Task objective
All of the entries need to be written out again, exactly as they are.

Dataset extract
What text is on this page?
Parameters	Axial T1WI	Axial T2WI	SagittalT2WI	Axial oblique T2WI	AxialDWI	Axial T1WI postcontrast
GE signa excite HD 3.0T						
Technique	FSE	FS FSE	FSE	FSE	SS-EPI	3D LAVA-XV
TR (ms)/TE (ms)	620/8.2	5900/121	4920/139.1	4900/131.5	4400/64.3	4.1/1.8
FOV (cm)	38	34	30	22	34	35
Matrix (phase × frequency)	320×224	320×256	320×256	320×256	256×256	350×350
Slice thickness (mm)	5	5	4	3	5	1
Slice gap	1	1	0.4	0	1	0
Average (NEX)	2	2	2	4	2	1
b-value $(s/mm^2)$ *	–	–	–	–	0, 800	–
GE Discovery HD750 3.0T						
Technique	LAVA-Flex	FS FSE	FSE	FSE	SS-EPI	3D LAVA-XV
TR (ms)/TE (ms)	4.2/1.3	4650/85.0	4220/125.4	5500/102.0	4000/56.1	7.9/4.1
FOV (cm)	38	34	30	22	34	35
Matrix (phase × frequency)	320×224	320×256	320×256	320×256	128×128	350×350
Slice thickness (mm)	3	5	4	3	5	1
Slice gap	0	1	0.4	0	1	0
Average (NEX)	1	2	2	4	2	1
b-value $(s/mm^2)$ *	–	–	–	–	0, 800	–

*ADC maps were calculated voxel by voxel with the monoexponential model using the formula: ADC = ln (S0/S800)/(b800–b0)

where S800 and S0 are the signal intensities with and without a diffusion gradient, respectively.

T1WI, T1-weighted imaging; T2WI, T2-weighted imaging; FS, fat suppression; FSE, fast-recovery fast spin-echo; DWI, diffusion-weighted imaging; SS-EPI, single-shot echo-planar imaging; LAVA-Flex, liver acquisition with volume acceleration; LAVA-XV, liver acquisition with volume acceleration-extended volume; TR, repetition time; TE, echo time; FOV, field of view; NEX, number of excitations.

Response to the task
What text is on this page?
Parameters	Axial T1WI	Axial T2WI	SagittalT2WI	Axial oblique T2WI	AxialDWI	Axial T1WI postcontrast
GE signa excite HD 3.0T						
Technique	FSE	FS FSE	FSE	FSE	SS-EPI	3D LAVA-XV
TR (ms)/TE (ms)	620/8.2	5900/121	4920/139.1	4900/131.5	4400/64.3	4.1/1.8
FOV (cm)	38	34	30	22	34	35
Matrix (phase × frequency)	320×224	320×256	320×256	320×256	256×256	350×350
Slice thickness (mm)	5	5	4	3	5	1
Slice gap	1	1	0.4	0	1	0
Average (NEX)	2	2	2	4	2	1
b-value $(s/mm^2)$ *	–	–	–	–	0, 800	–
GE Discovery HD750 3.0T						
Technique	LAVA-Flex	FS FSE	FSE	FSE	SS-EPI	3D LAVA-XV
TR (ms)/TE (ms)	4.2/1.3	4650/85.0	4220/125.4	5500/102.0	4000/56.1	7.9/4.1
FOV (cm)	38	34	30	22	34	35
Matrix (phase × frequency)	320×224	320×256	320×256	320×256	128×128	350×350
Slice thickness (mm)	3	5	4	3	5	1
Slice gap	0	1	0.4	0	1	0
Average (NEX)	1	2	2	4	2	1
b-value $(s/mm^2)$ *	–	–	–	–	0, 800	–

*ADC maps were calculated voxel by voxel with the monoexponential model using the formula: ADC = ln (S0/S800)/(b800–b0)

where S800 and S0 are the signal intensities with and without a diffusion gradient, respectively.

T1WI, T1-weighted imaging; T2WI, T2-weighted imaging; FS, fat suppression; FSE, fast-recovery fast spin-echo; DWI, diffusion-weighted imaging; SS-EPI, single-shot echo-planar imaging; LAVA-Flex, liver acquisition with volume acceleration; LAVA-XV, liver acquisition with volume acceleration-extended volume; TR, repetition time; TE, echo time; FOV, field of view; NEX, number of excitations.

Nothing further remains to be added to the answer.